* Begin DATA SUPPLIED *

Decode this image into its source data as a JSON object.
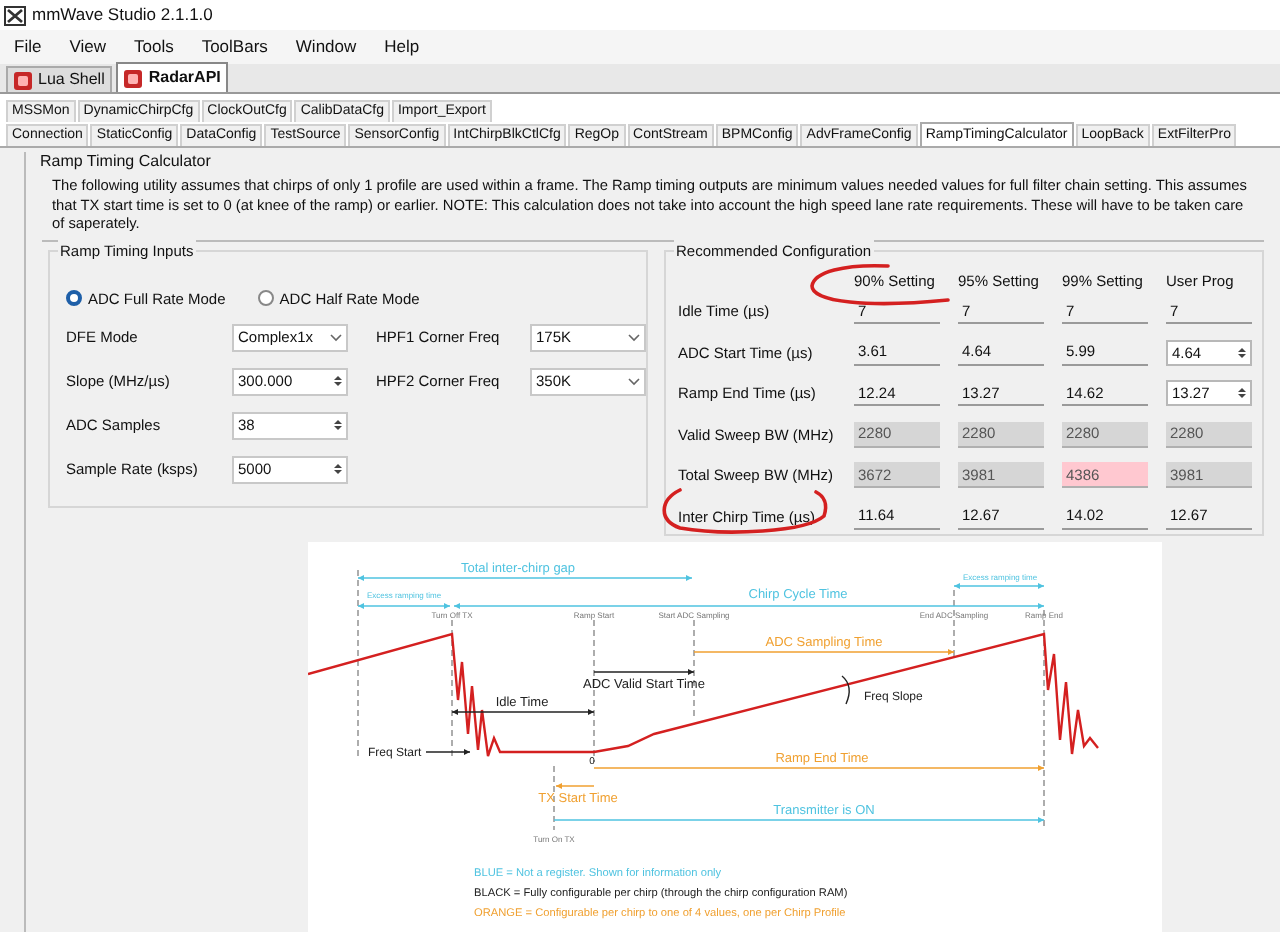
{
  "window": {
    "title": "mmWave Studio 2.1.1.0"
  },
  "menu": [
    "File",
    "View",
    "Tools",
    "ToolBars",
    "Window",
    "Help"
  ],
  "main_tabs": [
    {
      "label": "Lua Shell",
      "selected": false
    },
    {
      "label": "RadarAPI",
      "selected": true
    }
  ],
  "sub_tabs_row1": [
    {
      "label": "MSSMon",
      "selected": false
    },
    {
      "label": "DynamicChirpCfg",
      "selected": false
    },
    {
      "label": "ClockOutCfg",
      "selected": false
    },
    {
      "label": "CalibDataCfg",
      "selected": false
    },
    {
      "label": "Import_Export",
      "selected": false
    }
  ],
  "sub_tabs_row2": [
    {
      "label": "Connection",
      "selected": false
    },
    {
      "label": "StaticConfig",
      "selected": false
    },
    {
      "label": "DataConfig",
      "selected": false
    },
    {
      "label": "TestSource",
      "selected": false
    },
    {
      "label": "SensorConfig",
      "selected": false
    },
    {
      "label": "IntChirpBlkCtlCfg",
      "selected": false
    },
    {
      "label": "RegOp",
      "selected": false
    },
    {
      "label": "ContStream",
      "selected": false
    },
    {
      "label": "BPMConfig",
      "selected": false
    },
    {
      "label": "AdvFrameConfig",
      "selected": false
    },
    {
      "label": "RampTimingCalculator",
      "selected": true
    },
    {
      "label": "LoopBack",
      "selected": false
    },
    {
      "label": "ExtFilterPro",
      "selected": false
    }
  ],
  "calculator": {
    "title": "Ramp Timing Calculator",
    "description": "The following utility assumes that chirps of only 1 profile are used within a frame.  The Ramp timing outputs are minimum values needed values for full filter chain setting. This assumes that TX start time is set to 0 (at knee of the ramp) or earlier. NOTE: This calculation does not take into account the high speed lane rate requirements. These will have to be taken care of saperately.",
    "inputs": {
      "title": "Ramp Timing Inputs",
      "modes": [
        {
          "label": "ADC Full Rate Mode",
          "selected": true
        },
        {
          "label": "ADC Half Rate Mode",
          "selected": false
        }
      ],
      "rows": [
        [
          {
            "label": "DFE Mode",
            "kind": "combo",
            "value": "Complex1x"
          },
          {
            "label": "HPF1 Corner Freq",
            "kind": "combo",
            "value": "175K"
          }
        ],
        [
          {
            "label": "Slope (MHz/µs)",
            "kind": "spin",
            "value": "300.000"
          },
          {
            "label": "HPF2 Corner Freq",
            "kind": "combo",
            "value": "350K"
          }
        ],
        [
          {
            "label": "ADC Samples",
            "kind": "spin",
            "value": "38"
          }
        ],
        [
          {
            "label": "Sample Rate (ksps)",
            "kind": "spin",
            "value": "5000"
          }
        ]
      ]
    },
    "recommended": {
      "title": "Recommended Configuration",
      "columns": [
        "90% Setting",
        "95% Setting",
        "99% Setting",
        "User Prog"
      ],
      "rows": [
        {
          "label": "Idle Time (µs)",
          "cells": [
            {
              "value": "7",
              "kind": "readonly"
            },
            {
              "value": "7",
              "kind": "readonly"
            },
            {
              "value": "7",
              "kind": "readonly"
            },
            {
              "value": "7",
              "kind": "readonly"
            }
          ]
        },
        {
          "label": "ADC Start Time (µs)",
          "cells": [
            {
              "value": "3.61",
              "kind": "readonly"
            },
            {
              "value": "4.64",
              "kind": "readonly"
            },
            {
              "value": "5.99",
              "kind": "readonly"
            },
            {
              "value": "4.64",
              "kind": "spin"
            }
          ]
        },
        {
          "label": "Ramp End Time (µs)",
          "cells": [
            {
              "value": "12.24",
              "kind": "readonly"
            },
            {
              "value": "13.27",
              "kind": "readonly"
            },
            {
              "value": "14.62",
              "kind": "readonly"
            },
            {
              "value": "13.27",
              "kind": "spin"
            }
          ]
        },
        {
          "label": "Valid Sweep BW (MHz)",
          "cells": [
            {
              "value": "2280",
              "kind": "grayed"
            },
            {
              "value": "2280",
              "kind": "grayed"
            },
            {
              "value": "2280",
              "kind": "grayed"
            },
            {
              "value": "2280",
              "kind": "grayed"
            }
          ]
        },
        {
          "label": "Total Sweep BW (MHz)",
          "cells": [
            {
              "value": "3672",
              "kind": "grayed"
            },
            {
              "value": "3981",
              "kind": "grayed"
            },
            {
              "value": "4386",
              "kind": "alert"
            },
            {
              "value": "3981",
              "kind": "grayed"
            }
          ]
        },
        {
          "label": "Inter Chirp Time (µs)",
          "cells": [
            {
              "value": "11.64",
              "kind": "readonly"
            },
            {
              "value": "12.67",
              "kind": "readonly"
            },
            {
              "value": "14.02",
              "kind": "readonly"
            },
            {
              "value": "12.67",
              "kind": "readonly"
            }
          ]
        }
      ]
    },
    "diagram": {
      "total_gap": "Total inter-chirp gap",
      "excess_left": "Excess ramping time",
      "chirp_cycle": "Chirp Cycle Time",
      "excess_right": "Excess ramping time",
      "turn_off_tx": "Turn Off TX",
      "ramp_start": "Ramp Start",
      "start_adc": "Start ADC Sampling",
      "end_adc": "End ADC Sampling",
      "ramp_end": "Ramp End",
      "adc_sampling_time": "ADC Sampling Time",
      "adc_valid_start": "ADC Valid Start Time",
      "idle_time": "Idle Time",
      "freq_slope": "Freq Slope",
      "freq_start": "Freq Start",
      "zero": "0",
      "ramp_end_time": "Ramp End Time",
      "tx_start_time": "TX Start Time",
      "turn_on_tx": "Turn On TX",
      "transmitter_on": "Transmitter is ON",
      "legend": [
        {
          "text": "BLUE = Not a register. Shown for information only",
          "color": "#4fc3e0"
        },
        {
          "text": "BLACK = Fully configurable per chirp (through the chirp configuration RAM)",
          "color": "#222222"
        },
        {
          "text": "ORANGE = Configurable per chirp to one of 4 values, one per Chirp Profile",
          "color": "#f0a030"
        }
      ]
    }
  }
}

* End DATA SUPPLIED *

» **EXERCISE DETAILS**:
Repeat the lines above exactly, and keep every picture out.

» **THE ANSWER**:
Decode this image into its source data as a JSON object.
{
  "window": {
    "title": "mmWave Studio 2.1.1.0"
  },
  "menu": [
    "File",
    "View",
    "Tools",
    "ToolBars",
    "Window",
    "Help"
  ],
  "main_tabs": [
    {
      "label": "Lua Shell",
      "selected": false
    },
    {
      "label": "RadarAPI",
      "selected": true
    }
  ],
  "sub_tabs_row1": [
    {
      "label": "MSSMon",
      "selected": false
    },
    {
      "label": "DynamicChirpCfg",
      "selected": false
    },
    {
      "label": "ClockOutCfg",
      "selected": false
    },
    {
      "label": "CalibDataCfg",
      "selected": false
    },
    {
      "label": "Import_Export",
      "selected": false
    }
  ],
  "sub_tabs_row2": [
    {
      "label": "Connection",
      "selected": false
    },
    {
      "label": "StaticConfig",
      "selected": false
    },
    {
      "label": "DataConfig",
      "selected": false
    },
    {
      "label": "TestSource",
      "selected": false
    },
    {
      "label": "SensorConfig",
      "selected": false
    },
    {
      "label": "IntChirpBlkCtlCfg",
      "selected": false
    },
    {
      "label": "RegOp",
      "selected": false
    },
    {
      "label": "ContStream",
      "selected": false
    },
    {
      "label": "BPMConfig",
      "selected": false
    },
    {
      "label": "AdvFrameConfig",
      "selected": false
    },
    {
      "label": "RampTimingCalculator",
      "selected": true
    },
    {
      "label": "LoopBack",
      "selected": false
    },
    {
      "label": "ExtFilterPro",
      "selected": false
    }
  ],
  "calculator": {
    "title": "Ramp Timing Calculator",
    "description": "The following utility assumes that chirps of only 1 profile are used within a frame.  The Ramp timing outputs are minimum values needed values for full filter chain setting. This assumes that TX start time is set to 0 (at knee of the ramp) or earlier. NOTE: This calculation does not take into account the high speed lane rate requirements. These will have to be taken care of saperately.",
    "inputs": {
      "title": "Ramp Timing Inputs",
      "modes": [
        {
          "label": "ADC Full Rate Mode",
          "selected": true
        },
        {
          "label": "ADC Half Rate Mode",
          "selected": false
        }
      ],
      "rows": [
        [
          {
            "label": "DFE Mode",
            "kind": "combo",
            "value": "Complex1x"
          },
          {
            "label": "HPF1 Corner Freq",
            "kind": "combo",
            "value": "175K"
          }
        ],
        [
          {
            "label": "Slope (MHz/µs)",
            "kind": "spin",
            "value": "300.000"
          },
          {
            "label": "HPF2 Corner Freq",
            "kind": "combo",
            "value": "350K"
          }
        ],
        [
          {
            "label": "ADC Samples",
            "kind": "spin",
            "value": "38"
          }
        ],
        [
          {
            "label": "Sample Rate (ksps)",
            "kind": "spin",
            "value": "5000"
          }
        ]
      ]
    },
    "recommended": {
      "title": "Recommended Configuration",
      "columns": [
        "90% Setting",
        "95% Setting",
        "99% Setting",
        "User Prog"
      ],
      "rows": [
        {
          "label": "Idle Time (µs)",
          "cells": [
            {
              "value": "7",
              "kind": "readonly"
            },
            {
              "value": "7",
              "kind": "readonly"
            },
            {
              "value": "7",
              "kind": "readonly"
            },
            {
              "value": "7",
              "kind": "readonly"
            }
          ]
        },
        {
          "label": "ADC Start Time (µs)",
          "cells": [
            {
              "value": "3.61",
              "kind": "readonly"
            },
            {
              "value": "4.64",
              "kind": "readonly"
            },
            {
              "value": "5.99",
              "kind": "readonly"
            },
            {
              "value": "4.64",
              "kind": "spin"
            }
          ]
        },
        {
          "label": "Ramp End Time (µs)",
          "cells": [
            {
              "value": "12.24",
              "kind": "readonly"
            },
            {
              "value": "13.27",
              "kind": "readonly"
            },
            {
              "value": "14.62",
              "kind": "readonly"
            },
            {
              "value": "13.27",
              "kind": "spin"
            }
          ]
        },
        {
          "label": "Valid Sweep BW (MHz)",
          "cells": [
            {
              "value": "2280",
              "kind": "grayed"
            },
            {
              "value": "2280",
              "kind": "grayed"
            },
            {
              "value": "2280",
              "kind": "grayed"
            },
            {
              "value": "2280",
              "kind": "grayed"
            }
          ]
        },
        {
          "label": "Total Sweep BW (MHz)",
          "cells": [
            {
              "value": "3672",
              "kind": "grayed"
            },
            {
              "value": "3981",
              "kind": "grayed"
            },
            {
              "value": "4386",
              "kind": "alert"
            },
            {
              "value": "3981",
              "kind": "grayed"
            }
          ]
        },
        {
          "label": "Inter Chirp Time (µs)",
          "cells": [
            {
              "value": "11.64",
              "kind": "readonly"
            },
            {
              "value": "12.67",
              "kind": "readonly"
            },
            {
              "value": "14.02",
              "kind": "readonly"
            },
            {
              "value": "12.67",
              "kind": "readonly"
            }
          ]
        }
      ]
    },
    "diagram": {
      "total_gap": "Total inter-chirp gap",
      "excess_left": "Excess ramping time",
      "chirp_cycle": "Chirp Cycle Time",
      "excess_right": "Excess ramping time",
      "turn_off_tx": "Turn Off TX",
      "ramp_start": "Ramp Start",
      "start_adc": "Start ADC Sampling",
      "end_adc": "End ADC Sampling",
      "ramp_end": "Ramp End",
      "adc_sampling_time": "ADC Sampling Time",
      "adc_valid_start": "ADC Valid Start Time",
      "idle_time": "Idle Time",
      "freq_slope": "Freq Slope",
      "freq_start": "Freq Start",
      "zero": "0",
      "ramp_end_time": "Ramp End Time",
      "tx_start_time": "TX Start Time",
      "turn_on_tx": "Turn On TX",
      "transmitter_on": "Transmitter is ON",
      "legend": [
        {
          "text": "BLUE = Not a register. Shown for information only",
          "color": "#4fc3e0"
        },
        {
          "text": "BLACK = Fully configurable per chirp (through the chirp configuration RAM)",
          "color": "#222222"
        },
        {
          "text": "ORANGE = Configurable per chirp to one of 4 values, one per Chirp Profile",
          "color": "#f0a030"
        }
      ]
    }
  }
}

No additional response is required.